- What to produce: Using the data beneath, show every line that includes the word "this".
━━━━━━━━━━━━━━━━━━━━━━━━━━━━━━
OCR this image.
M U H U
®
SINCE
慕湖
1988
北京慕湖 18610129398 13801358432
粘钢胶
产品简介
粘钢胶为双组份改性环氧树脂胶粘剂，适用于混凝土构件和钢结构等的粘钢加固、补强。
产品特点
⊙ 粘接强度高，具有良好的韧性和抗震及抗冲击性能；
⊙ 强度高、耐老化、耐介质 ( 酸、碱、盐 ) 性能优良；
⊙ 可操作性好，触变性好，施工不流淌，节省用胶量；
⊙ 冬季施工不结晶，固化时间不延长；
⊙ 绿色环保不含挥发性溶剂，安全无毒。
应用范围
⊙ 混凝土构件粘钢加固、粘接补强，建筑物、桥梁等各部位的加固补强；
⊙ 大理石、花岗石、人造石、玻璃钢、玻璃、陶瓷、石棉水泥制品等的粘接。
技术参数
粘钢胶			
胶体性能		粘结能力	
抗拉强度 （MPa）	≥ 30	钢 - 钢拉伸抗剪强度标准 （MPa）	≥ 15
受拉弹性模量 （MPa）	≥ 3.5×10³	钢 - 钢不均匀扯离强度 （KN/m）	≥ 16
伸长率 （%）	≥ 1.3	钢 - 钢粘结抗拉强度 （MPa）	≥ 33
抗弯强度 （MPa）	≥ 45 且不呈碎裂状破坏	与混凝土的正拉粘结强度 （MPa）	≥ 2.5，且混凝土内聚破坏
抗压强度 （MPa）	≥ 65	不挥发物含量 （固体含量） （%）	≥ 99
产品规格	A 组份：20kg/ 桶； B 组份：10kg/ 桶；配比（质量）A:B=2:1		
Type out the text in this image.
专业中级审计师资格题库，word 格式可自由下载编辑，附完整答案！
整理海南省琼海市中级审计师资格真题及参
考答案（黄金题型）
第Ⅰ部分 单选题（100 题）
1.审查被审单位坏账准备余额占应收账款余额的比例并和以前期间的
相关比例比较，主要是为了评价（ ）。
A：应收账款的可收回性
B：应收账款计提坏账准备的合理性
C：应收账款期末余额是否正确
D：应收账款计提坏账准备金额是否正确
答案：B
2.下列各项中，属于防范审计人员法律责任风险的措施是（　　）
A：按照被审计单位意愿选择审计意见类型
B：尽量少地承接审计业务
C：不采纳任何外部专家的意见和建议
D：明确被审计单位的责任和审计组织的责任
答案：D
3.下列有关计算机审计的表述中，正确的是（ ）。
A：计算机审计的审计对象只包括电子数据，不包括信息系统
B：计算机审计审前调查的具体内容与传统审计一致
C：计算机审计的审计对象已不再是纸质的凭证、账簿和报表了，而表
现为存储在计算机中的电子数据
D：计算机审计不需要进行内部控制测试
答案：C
━━━━━━━━━━━━━━━━━━━━━━━━━━━━━━
- Answer to the task:
OCR this image.
Type out the text in this image.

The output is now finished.